— begin —

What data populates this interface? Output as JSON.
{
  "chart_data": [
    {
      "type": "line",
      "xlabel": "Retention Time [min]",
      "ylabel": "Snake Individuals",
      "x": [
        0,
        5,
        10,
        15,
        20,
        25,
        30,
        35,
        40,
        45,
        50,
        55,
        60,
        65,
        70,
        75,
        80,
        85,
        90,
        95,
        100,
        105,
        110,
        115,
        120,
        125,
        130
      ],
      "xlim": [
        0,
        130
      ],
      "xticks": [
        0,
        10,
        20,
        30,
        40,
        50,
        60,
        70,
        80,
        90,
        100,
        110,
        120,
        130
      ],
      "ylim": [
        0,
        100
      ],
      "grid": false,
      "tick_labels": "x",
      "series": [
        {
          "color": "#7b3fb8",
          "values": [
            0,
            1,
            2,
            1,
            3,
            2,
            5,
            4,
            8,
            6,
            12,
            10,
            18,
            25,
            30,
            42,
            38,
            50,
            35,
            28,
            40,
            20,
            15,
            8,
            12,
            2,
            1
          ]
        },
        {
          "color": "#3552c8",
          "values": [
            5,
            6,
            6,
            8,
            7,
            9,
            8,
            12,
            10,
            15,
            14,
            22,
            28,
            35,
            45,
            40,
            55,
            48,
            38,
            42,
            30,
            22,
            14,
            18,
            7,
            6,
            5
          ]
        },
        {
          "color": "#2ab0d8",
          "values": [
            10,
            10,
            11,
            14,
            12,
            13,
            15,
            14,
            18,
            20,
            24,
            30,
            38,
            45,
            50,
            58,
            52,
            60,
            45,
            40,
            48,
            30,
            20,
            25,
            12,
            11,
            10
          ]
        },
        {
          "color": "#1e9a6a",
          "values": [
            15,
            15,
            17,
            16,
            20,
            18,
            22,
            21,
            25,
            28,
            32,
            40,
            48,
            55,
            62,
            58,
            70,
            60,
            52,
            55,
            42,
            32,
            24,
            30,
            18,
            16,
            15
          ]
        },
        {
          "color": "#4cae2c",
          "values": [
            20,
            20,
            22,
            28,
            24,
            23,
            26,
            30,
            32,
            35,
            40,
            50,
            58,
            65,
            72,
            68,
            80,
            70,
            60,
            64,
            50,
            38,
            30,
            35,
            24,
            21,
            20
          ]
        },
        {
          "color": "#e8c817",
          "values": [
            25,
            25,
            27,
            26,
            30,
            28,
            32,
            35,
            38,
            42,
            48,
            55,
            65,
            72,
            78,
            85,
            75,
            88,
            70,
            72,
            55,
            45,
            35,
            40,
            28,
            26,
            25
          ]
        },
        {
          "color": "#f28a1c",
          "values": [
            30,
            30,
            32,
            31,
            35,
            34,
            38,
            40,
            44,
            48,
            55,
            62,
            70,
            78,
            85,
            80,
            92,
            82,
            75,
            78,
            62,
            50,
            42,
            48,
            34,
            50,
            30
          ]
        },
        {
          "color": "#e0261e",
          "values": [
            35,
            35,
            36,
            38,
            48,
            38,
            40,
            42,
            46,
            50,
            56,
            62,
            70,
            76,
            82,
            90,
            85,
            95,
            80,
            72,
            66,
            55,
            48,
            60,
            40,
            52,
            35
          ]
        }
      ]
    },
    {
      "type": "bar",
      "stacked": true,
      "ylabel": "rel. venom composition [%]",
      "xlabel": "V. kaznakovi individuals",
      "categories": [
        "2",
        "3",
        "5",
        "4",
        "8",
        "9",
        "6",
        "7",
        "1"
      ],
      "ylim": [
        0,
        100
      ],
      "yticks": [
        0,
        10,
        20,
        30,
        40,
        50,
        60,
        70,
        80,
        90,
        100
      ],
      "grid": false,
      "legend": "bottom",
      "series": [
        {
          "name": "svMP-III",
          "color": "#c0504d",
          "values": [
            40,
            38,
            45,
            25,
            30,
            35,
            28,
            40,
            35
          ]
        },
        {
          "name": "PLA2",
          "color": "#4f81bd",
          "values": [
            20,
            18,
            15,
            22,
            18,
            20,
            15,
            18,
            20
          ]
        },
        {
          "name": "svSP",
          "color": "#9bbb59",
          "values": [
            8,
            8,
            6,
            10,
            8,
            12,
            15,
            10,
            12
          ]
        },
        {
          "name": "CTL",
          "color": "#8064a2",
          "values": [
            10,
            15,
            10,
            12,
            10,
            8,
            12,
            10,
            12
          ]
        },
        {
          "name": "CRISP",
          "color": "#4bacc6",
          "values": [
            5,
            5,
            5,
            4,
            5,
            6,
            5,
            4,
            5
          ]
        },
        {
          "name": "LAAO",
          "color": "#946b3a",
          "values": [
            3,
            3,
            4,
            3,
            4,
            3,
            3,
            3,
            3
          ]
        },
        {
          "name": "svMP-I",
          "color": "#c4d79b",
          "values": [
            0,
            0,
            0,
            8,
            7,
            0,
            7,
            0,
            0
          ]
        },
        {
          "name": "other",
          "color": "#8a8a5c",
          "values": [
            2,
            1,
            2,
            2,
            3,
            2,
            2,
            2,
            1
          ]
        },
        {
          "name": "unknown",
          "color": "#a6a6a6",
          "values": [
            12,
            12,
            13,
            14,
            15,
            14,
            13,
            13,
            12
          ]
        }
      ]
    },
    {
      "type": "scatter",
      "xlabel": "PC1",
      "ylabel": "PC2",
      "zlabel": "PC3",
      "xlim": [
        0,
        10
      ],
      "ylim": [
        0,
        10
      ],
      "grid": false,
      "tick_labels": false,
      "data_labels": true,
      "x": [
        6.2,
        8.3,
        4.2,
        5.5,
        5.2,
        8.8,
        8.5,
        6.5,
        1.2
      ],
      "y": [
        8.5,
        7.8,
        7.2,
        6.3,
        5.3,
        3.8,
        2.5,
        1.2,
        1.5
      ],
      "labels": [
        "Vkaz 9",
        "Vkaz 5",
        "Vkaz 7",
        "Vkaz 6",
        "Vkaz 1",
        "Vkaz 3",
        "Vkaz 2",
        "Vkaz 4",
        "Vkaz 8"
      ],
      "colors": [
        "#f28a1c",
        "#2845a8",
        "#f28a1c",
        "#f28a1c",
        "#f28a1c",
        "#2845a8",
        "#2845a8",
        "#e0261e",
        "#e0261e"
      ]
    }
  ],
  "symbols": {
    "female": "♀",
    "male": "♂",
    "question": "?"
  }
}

— end —

#### WHAT THE EXERCISE ASKS
Whenever "name" turns up in a line, pick that line out.

#### RESPONSE TO THE EXERCISE
          "name": "svMP-III",
          "name": "PLA2",
          "name": "svSP",
          "name": "CTL",
          "name": "CRISP",
          "name": "LAAO",
          "name": "svMP-I",
          "name": "other",
          "name": "unknown",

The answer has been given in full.